**Extracto de la página**
————————

Para combatir las horas de introspección, el viajero viene acompañado de un libro titulado La invención de la Naturaleza, una biografía sobre Humboldt escrita por Andrea Wulf. Tenía ganas, desde hace años, de saber más sobre la figura del naturalista total.

blog_550Los libros de papel, su tacto, su peso, no consiguen desbancar a los primorosos dispositivos electrónicos. Pasa las páginas mientras el paisaje discurre a través de las ventanas. Fuera hace frío y la Sierra está envuelta en nubes, los barbechos empapados. Puede que caiga una buena morterada de nieve, suspira el viajero con ilusión.

Humboldt es una especie de Leonardo da Vinci. En puertas de la superespecialización del conocimiento, el sabio prusiano abogaba por la multidisciplinaridad y el enfoque holístico. La primacía del conjunto por encima de sus partes. Aunque Humboldt no deja cabos sueltos. Todo lo quiere escudriñar.

————————

**Datos del ejercicio**
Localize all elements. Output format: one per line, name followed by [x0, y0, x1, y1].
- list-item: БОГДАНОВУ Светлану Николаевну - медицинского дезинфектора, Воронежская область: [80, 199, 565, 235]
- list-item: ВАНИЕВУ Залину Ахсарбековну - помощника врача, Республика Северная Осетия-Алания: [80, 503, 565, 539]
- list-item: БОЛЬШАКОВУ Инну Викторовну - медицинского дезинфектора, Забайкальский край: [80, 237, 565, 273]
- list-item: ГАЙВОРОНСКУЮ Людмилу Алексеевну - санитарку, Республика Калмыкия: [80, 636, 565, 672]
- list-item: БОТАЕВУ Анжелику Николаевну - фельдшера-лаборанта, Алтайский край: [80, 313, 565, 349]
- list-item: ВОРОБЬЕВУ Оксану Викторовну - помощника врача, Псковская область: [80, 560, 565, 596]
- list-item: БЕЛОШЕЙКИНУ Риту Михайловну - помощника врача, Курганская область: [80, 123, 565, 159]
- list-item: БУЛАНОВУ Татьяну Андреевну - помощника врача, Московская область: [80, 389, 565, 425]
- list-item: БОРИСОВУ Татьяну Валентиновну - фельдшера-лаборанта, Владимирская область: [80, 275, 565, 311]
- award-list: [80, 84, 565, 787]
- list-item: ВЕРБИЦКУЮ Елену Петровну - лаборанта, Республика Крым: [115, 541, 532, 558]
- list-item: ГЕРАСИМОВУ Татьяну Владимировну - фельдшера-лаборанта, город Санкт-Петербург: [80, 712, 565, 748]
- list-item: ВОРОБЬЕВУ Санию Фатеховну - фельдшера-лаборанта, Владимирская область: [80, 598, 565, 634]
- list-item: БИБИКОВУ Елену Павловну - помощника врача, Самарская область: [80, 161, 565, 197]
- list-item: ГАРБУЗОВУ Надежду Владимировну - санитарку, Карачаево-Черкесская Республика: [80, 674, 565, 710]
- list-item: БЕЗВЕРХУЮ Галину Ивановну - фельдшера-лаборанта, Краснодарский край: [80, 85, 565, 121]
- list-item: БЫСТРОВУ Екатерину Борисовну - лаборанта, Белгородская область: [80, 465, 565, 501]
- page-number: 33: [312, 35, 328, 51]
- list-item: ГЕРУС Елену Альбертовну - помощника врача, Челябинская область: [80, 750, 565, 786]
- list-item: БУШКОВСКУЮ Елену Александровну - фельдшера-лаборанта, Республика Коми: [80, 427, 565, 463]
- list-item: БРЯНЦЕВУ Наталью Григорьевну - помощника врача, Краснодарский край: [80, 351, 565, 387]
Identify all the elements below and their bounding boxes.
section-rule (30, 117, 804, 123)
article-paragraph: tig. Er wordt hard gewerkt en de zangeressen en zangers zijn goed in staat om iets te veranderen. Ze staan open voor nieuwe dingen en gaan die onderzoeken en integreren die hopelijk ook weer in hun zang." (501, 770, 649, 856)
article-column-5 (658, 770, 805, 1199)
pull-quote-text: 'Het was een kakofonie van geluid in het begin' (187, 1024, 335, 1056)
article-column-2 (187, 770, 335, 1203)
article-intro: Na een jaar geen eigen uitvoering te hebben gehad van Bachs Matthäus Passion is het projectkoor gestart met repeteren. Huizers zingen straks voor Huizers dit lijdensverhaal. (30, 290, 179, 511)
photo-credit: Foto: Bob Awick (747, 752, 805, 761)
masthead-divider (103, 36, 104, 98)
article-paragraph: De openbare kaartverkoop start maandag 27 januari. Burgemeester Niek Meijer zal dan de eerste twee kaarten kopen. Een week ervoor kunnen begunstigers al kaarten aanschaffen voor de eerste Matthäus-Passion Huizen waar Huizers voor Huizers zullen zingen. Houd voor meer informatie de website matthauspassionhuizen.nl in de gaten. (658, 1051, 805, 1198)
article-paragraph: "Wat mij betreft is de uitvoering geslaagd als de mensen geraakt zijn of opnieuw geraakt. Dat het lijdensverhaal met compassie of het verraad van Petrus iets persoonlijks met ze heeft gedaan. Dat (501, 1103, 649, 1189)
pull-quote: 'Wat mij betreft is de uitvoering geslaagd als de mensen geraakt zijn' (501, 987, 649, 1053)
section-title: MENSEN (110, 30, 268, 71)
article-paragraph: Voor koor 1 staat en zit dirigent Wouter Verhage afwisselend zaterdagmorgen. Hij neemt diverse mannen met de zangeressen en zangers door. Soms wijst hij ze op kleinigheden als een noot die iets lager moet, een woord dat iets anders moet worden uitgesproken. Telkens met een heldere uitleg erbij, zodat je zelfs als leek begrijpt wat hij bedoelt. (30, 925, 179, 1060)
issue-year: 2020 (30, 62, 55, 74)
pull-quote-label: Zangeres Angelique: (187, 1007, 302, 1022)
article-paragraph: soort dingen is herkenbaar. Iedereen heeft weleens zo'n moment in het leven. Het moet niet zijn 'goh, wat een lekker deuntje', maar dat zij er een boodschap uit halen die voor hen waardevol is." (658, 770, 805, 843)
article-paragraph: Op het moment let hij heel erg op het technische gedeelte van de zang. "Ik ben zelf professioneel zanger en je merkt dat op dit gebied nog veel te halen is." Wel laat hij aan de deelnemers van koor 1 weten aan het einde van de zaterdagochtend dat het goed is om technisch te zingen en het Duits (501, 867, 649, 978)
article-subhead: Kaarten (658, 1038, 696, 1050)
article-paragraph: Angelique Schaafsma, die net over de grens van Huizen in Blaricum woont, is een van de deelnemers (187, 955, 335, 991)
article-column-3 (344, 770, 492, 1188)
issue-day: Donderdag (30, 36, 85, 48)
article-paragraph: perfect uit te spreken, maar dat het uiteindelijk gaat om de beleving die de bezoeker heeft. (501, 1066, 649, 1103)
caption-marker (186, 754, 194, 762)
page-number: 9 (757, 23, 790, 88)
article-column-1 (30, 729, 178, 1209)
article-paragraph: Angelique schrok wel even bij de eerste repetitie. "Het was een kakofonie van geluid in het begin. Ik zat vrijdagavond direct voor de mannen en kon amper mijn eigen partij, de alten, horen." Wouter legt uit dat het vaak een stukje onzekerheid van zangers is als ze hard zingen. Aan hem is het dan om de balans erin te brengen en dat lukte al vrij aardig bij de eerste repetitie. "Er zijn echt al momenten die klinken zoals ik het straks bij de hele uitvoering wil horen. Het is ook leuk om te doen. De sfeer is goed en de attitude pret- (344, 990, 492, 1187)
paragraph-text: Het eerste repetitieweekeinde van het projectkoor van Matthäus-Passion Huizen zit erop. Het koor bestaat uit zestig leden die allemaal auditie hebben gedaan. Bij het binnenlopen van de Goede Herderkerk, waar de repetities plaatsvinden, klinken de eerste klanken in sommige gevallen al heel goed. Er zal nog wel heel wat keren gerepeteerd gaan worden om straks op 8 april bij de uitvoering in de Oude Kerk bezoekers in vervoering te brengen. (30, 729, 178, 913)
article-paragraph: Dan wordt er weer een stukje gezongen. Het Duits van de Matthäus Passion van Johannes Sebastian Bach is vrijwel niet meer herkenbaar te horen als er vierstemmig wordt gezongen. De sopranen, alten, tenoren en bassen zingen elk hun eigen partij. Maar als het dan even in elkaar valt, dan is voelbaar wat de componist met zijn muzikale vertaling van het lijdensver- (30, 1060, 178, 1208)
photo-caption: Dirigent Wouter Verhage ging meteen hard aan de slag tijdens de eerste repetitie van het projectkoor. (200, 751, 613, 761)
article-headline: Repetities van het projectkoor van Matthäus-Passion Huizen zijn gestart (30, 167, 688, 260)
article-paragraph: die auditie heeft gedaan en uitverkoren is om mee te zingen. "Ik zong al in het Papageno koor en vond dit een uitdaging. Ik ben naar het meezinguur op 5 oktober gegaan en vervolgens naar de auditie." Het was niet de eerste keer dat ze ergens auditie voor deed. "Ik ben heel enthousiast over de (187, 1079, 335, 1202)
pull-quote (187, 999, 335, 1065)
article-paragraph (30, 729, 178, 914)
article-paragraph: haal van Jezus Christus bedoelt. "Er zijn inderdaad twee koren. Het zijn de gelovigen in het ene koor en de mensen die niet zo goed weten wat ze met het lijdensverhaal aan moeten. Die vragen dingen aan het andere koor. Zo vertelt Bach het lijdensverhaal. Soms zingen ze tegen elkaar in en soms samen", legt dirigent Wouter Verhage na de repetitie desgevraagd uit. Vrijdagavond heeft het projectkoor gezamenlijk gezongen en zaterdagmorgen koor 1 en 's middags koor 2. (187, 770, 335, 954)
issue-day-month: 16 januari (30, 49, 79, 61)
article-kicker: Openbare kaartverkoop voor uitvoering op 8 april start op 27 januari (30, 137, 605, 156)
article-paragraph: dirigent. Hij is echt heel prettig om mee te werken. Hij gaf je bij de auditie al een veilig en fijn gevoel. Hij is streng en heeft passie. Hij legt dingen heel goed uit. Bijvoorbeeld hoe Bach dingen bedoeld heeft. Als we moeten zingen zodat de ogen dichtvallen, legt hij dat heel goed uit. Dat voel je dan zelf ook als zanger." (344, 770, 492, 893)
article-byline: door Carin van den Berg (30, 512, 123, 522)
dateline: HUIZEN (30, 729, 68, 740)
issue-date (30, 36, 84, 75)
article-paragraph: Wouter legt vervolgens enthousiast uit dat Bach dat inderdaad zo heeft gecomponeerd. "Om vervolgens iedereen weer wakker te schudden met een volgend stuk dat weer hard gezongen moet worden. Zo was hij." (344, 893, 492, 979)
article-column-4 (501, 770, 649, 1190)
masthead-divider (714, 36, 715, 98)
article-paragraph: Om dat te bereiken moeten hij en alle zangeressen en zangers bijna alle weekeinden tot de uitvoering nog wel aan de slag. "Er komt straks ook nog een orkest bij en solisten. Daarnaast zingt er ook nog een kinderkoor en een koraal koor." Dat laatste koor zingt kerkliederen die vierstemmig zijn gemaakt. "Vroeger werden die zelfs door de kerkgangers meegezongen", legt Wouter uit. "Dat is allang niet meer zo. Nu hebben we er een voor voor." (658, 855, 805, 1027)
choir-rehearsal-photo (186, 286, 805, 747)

————————

**Ejercicios propuestos**
a - Según el extracto sobre Humboldt, ¿quién escribió la biografía titulada La invención de la Naturaleza?
b - Reescriba las entradas desde su comienzo hasta la línea que contiene "- list-item: БУШКОВСКУЮ", incluida esta, y cambie "помощника врача" por "ассистента врача" sin modificar nada más.

**Soluciones**
a - Andrea Wulf.

b -
Localize all elements. Output format: one per line, name followed by [x0, y0, x1, y1].
- list-item: БОГДАНОВУ Светлану Николаевну - медицинского дезинфектора, Воронежская область: [80, 199, 565, 235]
- list-item: ВАНИЕВУ Залину Ахсарбековну - ассистента врача, Республика Северная Осетия-Алания: [80, 503, 565, 539]
- list-item: БОЛЬШАКОВУ Инну Викторовну - медицинского дезинфектора, Забайкальский край: [80, 237, 565, 273]
- list-item: ГАЙВОРОНСКУЮ Людмилу Алексеевну - санитарку, Республика Калмыкия: [80, 636, 565, 672]
- list-item: БОТАЕВУ Анжелику Николаевну - фельдшера-лаборанта, Алтайский край: [80, 313, 565, 349]
- list-item: ВОРОБЬЕВУ Оксану Викторовну - ассистента врача, Псковская область: [80, 560, 565, 596]
- list-item: БЕЛОШЕЙКИНУ Риту Михайловну - ассистента врача, Курганская область: [80, 123, 565, 159]
- list-item: БУЛАНОВУ Татьяну Андреевну - ассистента врача, Московская область: [80, 389, 565, 425]
- list-item: БОРИСОВУ Татьяну Валентиновну - фельдшера-лаборанта, Владимирская область: [80, 275, 565, 311]
- award-list: [80, 84, 565, 787]
- list-item: ВЕРБИЦКУЮ Елену Петровну - лаборанта, Республика Крым: [115, 541, 532, 558]
- list-item: ГЕРАСИМОВУ Татьяну Владимировну - фельдшера-лаборанта, город Санкт-Петербург: [80, 712, 565, 748]
- list-item: ВОРОБЬЕВУ Санию Фатеховну - фельдшера-лаборанта, Владимирская область: [80, 598, 565, 634]
- list-item: БИБИКОВУ Елену Павловну - ассистента врача, Самарская область: [80, 161, 565, 197]
- list-item: ГАРБУЗОВУ Надежду Владимировну - санитарку, Карачаево-Черкесская Республика: [80, 674, 565, 710]
- list-item: БЕЗВЕРХУЮ Галину Ивановну - фельдшера-лаборанта, Краснодарский край: [80, 85, 565, 121]
- list-item: БЫСТРОВУ Екатерину Борисовну - лаборанта, Белгородская область: [80, 465, 565, 501]
- page-number: 33: [312, 35, 328, 51]
- list-item: ГЕРУС Елену Альбертовну - ассистента врача, Челябинская область: [80, 750, 565, 786]
- list-item: БУШКОВСКУЮ Елену Александровну - фельдшера-лаборанта, Республика Коми: [80, 427, 565, 463]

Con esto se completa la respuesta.